Problem to solve: Find and copy each line of the records where the string "hist" shows up.

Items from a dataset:
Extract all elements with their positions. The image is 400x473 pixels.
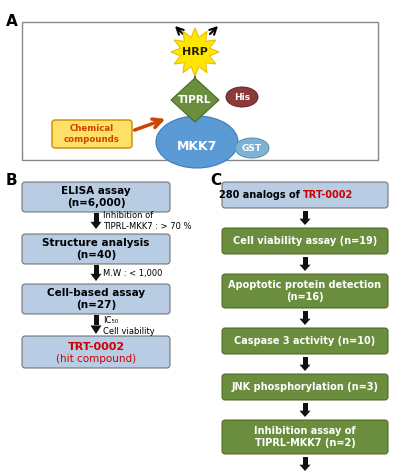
Text: B: B (6, 173, 18, 188)
Text: GST: GST (242, 143, 262, 152)
Polygon shape (171, 28, 219, 76)
FancyBboxPatch shape (22, 182, 170, 212)
Polygon shape (90, 274, 102, 281)
FancyBboxPatch shape (222, 420, 388, 454)
Text: Inhibition assay of
TIPRL-MKK7 (n=2): Inhibition assay of TIPRL-MKK7 (n=2) (254, 426, 356, 448)
Polygon shape (302, 257, 308, 265)
Polygon shape (94, 315, 98, 325)
Ellipse shape (156, 116, 238, 168)
Polygon shape (94, 265, 98, 274)
Text: Inhibition of
TIPRL-MKK7 : > 70 %: Inhibition of TIPRL-MKK7 : > 70 % (103, 211, 192, 231)
FancyBboxPatch shape (222, 228, 388, 254)
FancyBboxPatch shape (22, 284, 170, 314)
Text: Apoptotic protein detection
(n=16): Apoptotic protein detection (n=16) (228, 280, 382, 302)
Text: C: C (210, 173, 221, 188)
Text: A: A (6, 14, 18, 29)
Polygon shape (300, 319, 310, 325)
Polygon shape (302, 403, 308, 411)
Polygon shape (300, 411, 310, 417)
Text: Chemical
compounds: Chemical compounds (64, 124, 120, 144)
Text: JNK phosphorylation (n=3): JNK phosphorylation (n=3) (232, 382, 378, 392)
Polygon shape (300, 265, 310, 271)
Text: ELISA assay
(n=6,000): ELISA assay (n=6,000) (61, 186, 131, 208)
FancyBboxPatch shape (222, 182, 388, 208)
Polygon shape (300, 219, 310, 225)
Text: Cell-based assay
(n=27): Cell-based assay (n=27) (47, 288, 145, 310)
Text: 280 analogs of: 280 analogs of (219, 190, 303, 200)
Text: MKK7: MKK7 (177, 140, 217, 152)
Text: IC₅₀
Cell viability: IC₅₀ Cell viability (103, 316, 155, 336)
Text: M.W : < 1,000: M.W : < 1,000 (103, 269, 162, 278)
Text: Structure analysis
(n=40): Structure analysis (n=40) (42, 238, 150, 260)
Text: Cell viability assay (n=19): Cell viability assay (n=19) (233, 236, 377, 246)
Ellipse shape (226, 87, 258, 107)
Polygon shape (302, 357, 308, 365)
Polygon shape (171, 78, 219, 122)
Text: His: His (234, 93, 250, 102)
Text: TRT-0002: TRT-0002 (303, 190, 353, 200)
FancyBboxPatch shape (22, 336, 170, 368)
Polygon shape (300, 464, 310, 471)
Text: Caspase 3 activity (n=10): Caspase 3 activity (n=10) (234, 336, 376, 346)
FancyBboxPatch shape (22, 234, 170, 264)
Polygon shape (90, 222, 102, 229)
Polygon shape (302, 311, 308, 319)
Bar (22, 22, 378, 160)
Text: HRP: HRP (182, 47, 208, 57)
FancyBboxPatch shape (222, 374, 388, 400)
Polygon shape (94, 213, 98, 222)
FancyBboxPatch shape (52, 120, 132, 148)
Text: TIPRL: TIPRL (178, 95, 212, 105)
Ellipse shape (235, 138, 269, 158)
Text: (hit compound): (hit compound) (56, 354, 136, 364)
Polygon shape (300, 365, 310, 371)
Polygon shape (90, 325, 102, 334)
FancyBboxPatch shape (222, 328, 388, 354)
Polygon shape (302, 457, 308, 464)
Text: TRT-0002: TRT-0002 (68, 342, 124, 352)
Polygon shape (302, 211, 308, 219)
FancyBboxPatch shape (222, 274, 388, 308)
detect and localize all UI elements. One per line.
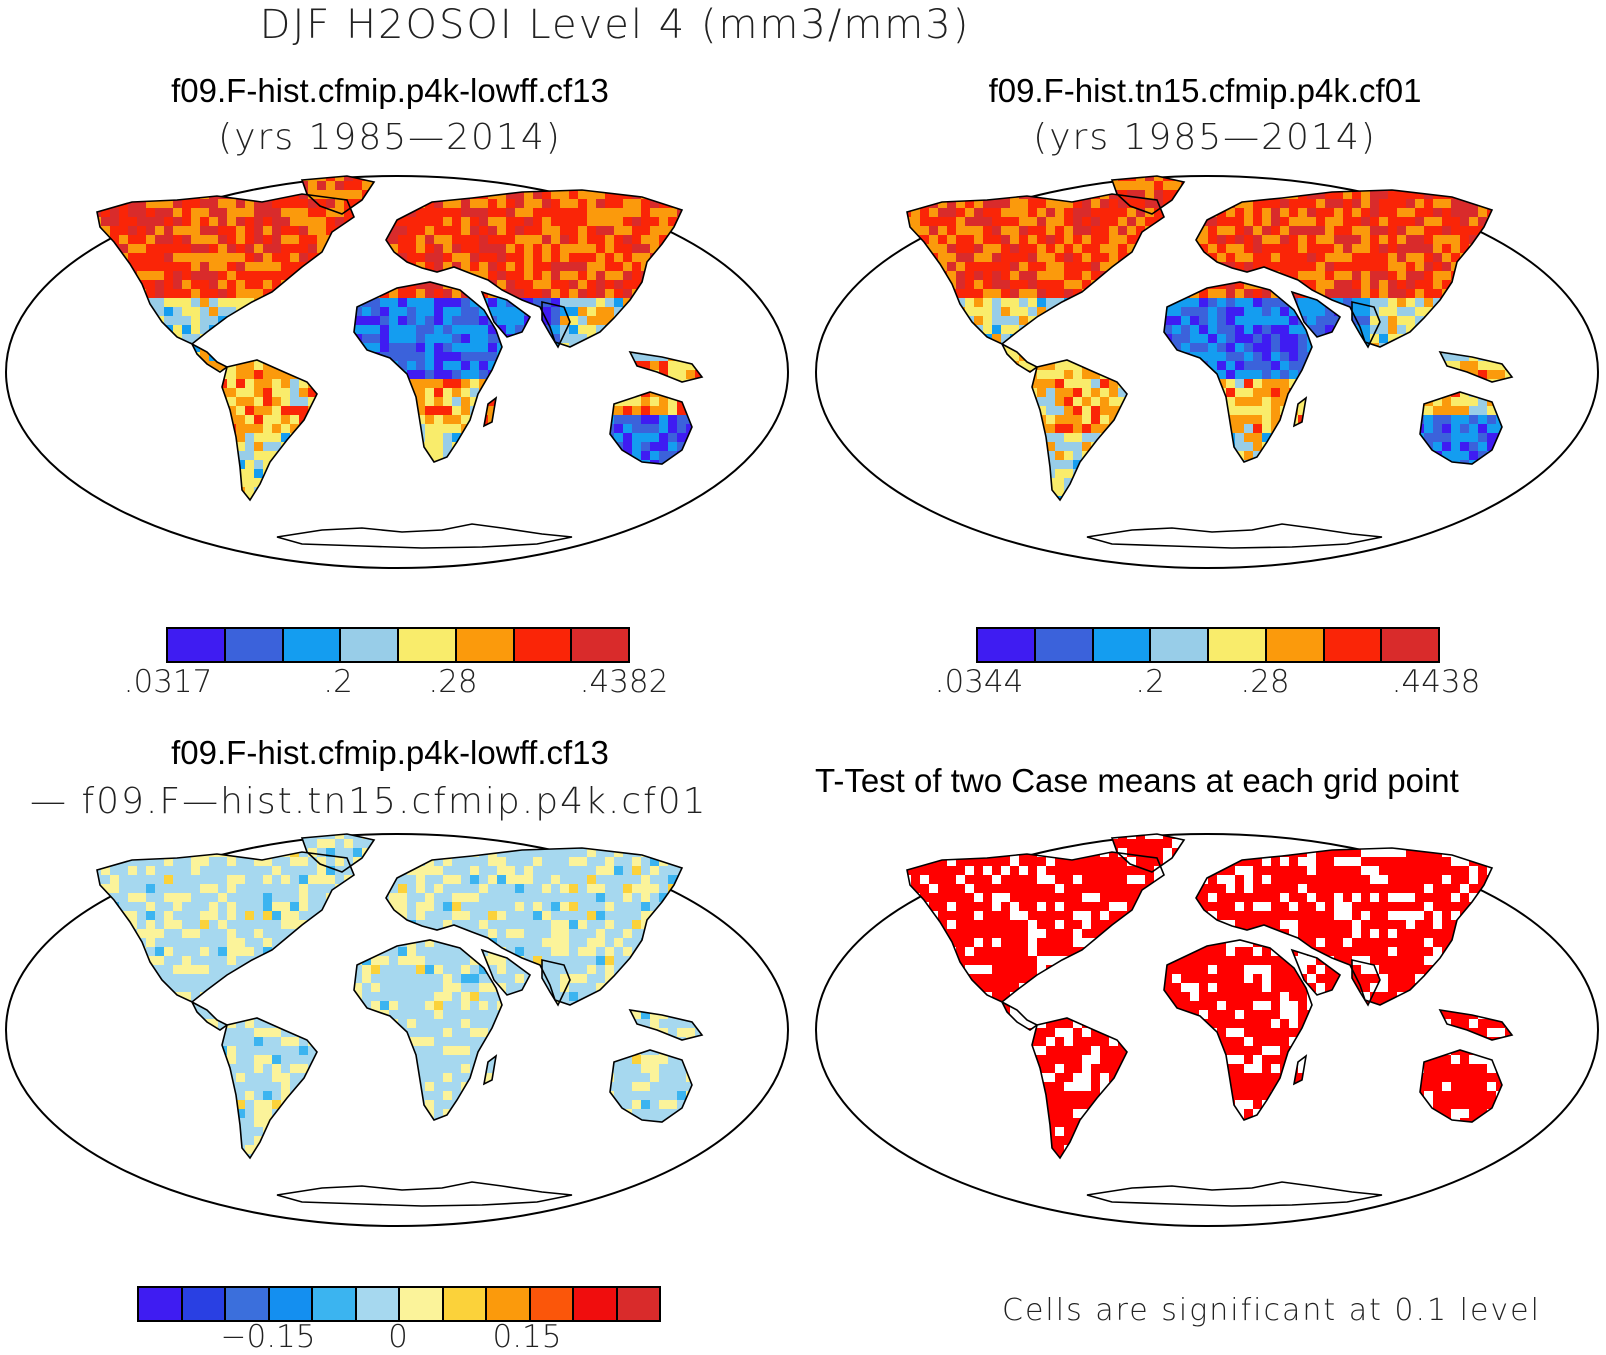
panel2-colorbar — [976, 627, 1440, 663]
colorbar-tick: .0317 — [124, 664, 213, 700]
colorbar-swatch — [357, 1288, 401, 1320]
colorbar-swatch — [183, 1288, 227, 1320]
panel2-subtitle: (yrs 1985—2014) — [805, 117, 1605, 158]
colorbar-swatch — [572, 629, 628, 661]
colorbar-tick: 0 — [388, 1319, 408, 1355]
colorbar-swatch — [1325, 629, 1383, 661]
colorbar-swatch — [400, 1288, 444, 1320]
colorbar-tick: .28 — [1240, 664, 1289, 700]
colorbar-swatch — [313, 1288, 357, 1320]
colorbar-swatch — [226, 629, 284, 661]
colorbar-swatch — [270, 1288, 314, 1320]
panel2-map — [812, 172, 1602, 572]
colorbar-swatch — [1151, 629, 1209, 661]
panel4-title: T-Test of two Case means at each grid po… — [815, 762, 1459, 800]
panel1-title: f09.F-hist.cfmip.p4k-lowff.cf13 — [0, 72, 780, 110]
panel3-map — [2, 830, 792, 1230]
colorbar-swatch — [341, 629, 399, 661]
panel1-subtitle: (yrs 1985—2014) — [0, 117, 780, 158]
colorbar-swatch — [139, 1288, 183, 1320]
colorbar-swatch — [1267, 629, 1325, 661]
colorbar-swatch — [1094, 629, 1152, 661]
colorbar-tick: .2 — [323, 664, 353, 700]
panel4-map — [812, 830, 1602, 1230]
panel1-colorbar — [166, 627, 630, 663]
panel3-subtitle: — f09.F—hist.tn15.cfmip.p4k.cf01 — [30, 781, 708, 822]
panel1-map — [2, 172, 792, 572]
colorbar-swatch — [574, 1288, 618, 1320]
colorbar-swatch — [618, 1288, 660, 1320]
colorbar-swatch — [487, 1288, 531, 1320]
colorbar-swatch — [978, 629, 1036, 661]
colorbar-swatch — [1209, 629, 1267, 661]
colorbar-swatch — [444, 1288, 488, 1320]
significance-note: Cells are significant at 0.1 level — [1002, 1293, 1541, 1328]
colorbar-swatch — [1036, 629, 1094, 661]
colorbar-tick: .2 — [1135, 664, 1165, 700]
colorbar-swatch — [531, 1288, 575, 1320]
colorbar-tick: .0344 — [935, 664, 1024, 700]
colorbar-tick: .4382 — [580, 664, 669, 700]
panel3-title: f09.F-hist.cfmip.p4k-lowff.cf13 — [0, 734, 780, 772]
colorbar-tick: −0.15 — [221, 1319, 316, 1355]
colorbar-swatch — [226, 1288, 270, 1320]
colorbar-swatch — [284, 629, 342, 661]
colorbar-swatch — [168, 629, 226, 661]
colorbar-tick: 0.15 — [492, 1319, 561, 1355]
figure-title: DJF H2OSOI Level 4 (mm3/mm3) — [0, 2, 1230, 48]
colorbar-tick: .28 — [428, 664, 477, 700]
colorbar-swatch — [457, 629, 515, 661]
colorbar-tick: .4438 — [1392, 664, 1481, 700]
colorbar-swatch — [515, 629, 573, 661]
colorbar-swatch — [1382, 629, 1438, 661]
colorbar-swatch — [399, 629, 457, 661]
panel2-title: f09.F-hist.tn15.cfmip.p4k.cf01 — [805, 72, 1605, 110]
panel3-colorbar — [137, 1286, 661, 1322]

Answer to this exercise:
panel1-title: f09.F-hist.cfmip.p4k-lowff.cf13 — [0, 72, 780, 110]
panel3-subtitle: — f09.F—hist.tn15.cfmip.p4k.cf01 — [30, 781, 708, 822]
panel3-title: f09.F-hist.cfmip.p4k-lowff.cf13 — [0, 734, 780, 772]
panel2-title: f09.F-hist.tn15.cfmip.p4k.cf01 — [805, 72, 1605, 110]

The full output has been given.